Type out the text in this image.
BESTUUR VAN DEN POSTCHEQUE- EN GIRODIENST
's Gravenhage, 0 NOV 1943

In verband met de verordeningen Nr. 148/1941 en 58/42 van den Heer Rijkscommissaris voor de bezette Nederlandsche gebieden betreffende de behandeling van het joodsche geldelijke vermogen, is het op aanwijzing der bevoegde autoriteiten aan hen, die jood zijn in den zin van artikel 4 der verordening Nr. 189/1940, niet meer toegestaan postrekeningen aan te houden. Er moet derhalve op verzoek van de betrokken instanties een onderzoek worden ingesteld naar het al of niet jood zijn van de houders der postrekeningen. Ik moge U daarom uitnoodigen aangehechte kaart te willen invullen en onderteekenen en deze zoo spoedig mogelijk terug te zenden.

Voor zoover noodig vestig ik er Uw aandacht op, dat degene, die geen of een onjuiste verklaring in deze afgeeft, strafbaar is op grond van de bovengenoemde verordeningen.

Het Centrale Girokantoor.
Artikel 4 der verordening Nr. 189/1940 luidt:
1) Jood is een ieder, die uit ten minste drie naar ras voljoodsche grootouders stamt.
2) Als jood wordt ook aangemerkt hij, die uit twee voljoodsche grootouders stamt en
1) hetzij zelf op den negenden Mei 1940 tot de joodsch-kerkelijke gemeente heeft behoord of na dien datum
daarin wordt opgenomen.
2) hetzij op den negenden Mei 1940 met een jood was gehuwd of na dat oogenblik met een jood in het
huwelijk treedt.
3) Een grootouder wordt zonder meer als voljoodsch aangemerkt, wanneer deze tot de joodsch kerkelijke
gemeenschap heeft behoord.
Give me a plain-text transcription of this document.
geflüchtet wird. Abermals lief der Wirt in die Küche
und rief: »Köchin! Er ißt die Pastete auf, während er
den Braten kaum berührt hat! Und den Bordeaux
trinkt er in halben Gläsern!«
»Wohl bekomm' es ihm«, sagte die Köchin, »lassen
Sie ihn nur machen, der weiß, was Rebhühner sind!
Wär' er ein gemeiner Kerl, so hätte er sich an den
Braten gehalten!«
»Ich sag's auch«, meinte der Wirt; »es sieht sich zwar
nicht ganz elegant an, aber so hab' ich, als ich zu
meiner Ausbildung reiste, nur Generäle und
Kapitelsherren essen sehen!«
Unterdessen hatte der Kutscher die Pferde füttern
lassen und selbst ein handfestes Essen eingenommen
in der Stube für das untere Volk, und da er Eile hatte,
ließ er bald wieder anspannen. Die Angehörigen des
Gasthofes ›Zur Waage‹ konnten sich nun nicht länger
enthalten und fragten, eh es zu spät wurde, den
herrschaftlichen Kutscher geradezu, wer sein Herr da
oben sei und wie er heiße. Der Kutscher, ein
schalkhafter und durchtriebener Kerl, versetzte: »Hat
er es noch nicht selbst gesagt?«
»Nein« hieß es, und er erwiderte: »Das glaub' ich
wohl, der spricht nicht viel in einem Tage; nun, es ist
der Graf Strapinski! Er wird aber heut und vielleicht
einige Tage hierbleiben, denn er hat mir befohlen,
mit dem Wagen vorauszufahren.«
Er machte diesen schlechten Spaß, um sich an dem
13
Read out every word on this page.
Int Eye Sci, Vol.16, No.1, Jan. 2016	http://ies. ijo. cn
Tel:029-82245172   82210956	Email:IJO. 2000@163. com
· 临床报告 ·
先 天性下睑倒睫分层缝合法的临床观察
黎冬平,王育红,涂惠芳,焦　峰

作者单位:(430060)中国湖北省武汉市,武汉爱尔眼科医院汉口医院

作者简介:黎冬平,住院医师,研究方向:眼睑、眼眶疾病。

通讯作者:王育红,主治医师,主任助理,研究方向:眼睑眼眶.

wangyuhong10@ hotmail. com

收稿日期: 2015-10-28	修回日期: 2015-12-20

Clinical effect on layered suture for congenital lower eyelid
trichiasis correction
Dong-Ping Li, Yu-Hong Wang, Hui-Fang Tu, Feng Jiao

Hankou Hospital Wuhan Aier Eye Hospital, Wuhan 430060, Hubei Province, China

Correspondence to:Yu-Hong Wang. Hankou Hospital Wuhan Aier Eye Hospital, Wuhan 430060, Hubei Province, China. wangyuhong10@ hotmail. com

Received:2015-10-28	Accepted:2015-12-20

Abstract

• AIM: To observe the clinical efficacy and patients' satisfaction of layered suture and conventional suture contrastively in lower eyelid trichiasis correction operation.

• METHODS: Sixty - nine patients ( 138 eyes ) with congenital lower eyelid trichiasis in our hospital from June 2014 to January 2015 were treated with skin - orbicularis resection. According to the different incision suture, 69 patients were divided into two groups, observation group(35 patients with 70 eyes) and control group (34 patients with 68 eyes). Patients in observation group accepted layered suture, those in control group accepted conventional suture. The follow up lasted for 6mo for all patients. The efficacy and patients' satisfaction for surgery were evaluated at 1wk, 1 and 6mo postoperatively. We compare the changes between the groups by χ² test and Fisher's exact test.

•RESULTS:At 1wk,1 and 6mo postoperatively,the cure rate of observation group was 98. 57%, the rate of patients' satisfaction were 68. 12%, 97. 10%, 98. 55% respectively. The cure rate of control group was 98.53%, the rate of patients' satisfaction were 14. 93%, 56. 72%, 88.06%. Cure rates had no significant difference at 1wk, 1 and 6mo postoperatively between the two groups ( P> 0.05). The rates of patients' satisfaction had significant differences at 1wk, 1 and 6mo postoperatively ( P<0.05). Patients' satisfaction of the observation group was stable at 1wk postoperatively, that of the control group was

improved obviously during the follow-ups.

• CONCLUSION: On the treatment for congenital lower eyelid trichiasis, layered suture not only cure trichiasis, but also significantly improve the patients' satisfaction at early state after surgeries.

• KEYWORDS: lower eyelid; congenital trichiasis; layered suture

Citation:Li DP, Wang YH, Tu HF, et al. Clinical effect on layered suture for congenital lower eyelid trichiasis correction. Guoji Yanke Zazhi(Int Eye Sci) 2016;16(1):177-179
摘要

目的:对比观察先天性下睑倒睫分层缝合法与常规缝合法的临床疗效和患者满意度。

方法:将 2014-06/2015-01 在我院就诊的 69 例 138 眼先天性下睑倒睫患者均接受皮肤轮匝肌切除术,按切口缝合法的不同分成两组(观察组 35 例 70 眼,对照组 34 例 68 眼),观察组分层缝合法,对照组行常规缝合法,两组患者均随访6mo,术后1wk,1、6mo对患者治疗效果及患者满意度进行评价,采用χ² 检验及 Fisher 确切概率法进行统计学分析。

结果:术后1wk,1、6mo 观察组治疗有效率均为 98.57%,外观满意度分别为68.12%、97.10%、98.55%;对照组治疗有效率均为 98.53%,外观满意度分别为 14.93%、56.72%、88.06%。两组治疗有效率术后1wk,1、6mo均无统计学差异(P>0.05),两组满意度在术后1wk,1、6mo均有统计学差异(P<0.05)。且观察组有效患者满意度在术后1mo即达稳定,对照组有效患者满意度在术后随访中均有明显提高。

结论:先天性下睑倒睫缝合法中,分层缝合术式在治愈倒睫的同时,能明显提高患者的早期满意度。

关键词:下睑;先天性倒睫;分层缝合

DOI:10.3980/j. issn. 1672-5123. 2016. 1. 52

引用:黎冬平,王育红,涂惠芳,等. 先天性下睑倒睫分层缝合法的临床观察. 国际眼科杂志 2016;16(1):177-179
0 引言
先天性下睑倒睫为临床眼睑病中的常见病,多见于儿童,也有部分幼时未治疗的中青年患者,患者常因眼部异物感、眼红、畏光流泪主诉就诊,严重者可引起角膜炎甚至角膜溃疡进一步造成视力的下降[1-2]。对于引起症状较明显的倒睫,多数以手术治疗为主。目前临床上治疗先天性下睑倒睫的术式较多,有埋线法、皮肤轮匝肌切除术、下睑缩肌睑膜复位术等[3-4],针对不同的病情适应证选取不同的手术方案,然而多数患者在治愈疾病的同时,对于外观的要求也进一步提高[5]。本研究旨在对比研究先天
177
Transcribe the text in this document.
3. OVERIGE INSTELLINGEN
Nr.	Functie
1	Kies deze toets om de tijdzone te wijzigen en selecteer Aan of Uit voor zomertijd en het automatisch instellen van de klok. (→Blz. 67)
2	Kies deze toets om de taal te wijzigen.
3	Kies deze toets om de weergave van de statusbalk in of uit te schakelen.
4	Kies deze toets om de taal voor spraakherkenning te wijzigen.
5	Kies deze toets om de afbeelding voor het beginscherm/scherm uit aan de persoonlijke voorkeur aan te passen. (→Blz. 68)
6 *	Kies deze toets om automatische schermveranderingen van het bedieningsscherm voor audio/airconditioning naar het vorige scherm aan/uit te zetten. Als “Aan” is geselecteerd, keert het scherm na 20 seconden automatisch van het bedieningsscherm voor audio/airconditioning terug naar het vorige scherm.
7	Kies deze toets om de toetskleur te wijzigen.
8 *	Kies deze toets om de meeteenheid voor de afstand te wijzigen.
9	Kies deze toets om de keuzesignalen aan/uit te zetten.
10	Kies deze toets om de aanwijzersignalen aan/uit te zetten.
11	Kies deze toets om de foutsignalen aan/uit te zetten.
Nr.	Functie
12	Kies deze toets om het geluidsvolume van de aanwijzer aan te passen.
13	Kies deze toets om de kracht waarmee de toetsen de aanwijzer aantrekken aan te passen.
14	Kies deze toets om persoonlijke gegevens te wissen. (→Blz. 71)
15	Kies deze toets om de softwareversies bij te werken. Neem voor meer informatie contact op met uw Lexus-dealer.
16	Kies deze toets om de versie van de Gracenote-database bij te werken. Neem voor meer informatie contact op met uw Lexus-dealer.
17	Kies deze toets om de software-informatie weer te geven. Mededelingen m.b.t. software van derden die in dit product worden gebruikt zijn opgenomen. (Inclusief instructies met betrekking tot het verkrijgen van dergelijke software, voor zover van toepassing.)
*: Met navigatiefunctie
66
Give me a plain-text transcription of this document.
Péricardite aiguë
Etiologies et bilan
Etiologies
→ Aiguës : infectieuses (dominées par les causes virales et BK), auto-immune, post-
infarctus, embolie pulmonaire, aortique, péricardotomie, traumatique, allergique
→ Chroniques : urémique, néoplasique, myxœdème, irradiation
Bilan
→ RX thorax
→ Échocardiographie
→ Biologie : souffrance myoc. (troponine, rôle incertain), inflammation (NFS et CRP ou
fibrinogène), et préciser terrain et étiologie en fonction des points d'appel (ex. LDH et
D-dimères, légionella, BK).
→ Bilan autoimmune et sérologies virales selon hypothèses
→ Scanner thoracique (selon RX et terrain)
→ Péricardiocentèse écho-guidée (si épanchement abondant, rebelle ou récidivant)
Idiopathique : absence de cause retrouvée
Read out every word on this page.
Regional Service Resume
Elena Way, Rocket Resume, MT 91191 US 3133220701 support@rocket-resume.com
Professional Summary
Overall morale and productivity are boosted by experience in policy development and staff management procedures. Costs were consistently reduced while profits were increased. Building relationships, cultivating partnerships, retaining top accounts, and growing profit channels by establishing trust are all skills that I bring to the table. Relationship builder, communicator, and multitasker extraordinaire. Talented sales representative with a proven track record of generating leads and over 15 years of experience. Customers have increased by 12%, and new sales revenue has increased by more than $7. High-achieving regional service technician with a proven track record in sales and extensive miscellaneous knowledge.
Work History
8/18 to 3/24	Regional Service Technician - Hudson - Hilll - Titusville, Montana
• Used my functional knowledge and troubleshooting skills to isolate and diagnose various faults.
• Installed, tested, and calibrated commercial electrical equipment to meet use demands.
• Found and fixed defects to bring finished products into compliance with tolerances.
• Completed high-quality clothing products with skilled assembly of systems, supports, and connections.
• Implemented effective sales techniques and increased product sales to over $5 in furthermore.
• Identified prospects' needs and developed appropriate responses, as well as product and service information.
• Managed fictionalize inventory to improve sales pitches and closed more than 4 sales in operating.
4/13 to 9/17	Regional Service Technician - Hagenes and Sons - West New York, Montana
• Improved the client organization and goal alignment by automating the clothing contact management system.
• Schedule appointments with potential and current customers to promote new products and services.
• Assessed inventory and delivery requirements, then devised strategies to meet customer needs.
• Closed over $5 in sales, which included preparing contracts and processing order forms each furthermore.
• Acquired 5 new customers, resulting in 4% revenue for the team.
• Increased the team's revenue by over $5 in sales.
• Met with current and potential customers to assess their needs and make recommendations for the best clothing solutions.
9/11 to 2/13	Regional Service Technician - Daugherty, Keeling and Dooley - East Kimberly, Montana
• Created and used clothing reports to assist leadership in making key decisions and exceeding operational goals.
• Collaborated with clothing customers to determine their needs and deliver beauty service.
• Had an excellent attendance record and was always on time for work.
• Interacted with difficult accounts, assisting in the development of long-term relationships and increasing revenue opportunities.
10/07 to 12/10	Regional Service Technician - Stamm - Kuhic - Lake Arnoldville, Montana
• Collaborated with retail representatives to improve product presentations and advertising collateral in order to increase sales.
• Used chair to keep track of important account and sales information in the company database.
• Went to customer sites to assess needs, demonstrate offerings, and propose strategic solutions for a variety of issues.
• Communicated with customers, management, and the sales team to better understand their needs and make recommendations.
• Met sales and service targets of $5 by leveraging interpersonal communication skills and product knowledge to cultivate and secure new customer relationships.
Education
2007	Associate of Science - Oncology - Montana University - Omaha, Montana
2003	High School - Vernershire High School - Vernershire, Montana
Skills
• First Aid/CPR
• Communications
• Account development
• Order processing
━━━━━━━━
▶ [TASK BRIEF]:
Every line of the material that holds "virales" should be copied out as the answer.

▶ [EXERCISE OUTPUT]:
→ Aiguës : infectieuses (dominées par les causes virales et BK), auto-immune, post-
→ Bilan autoimmune et sérologies virales selon hypothèses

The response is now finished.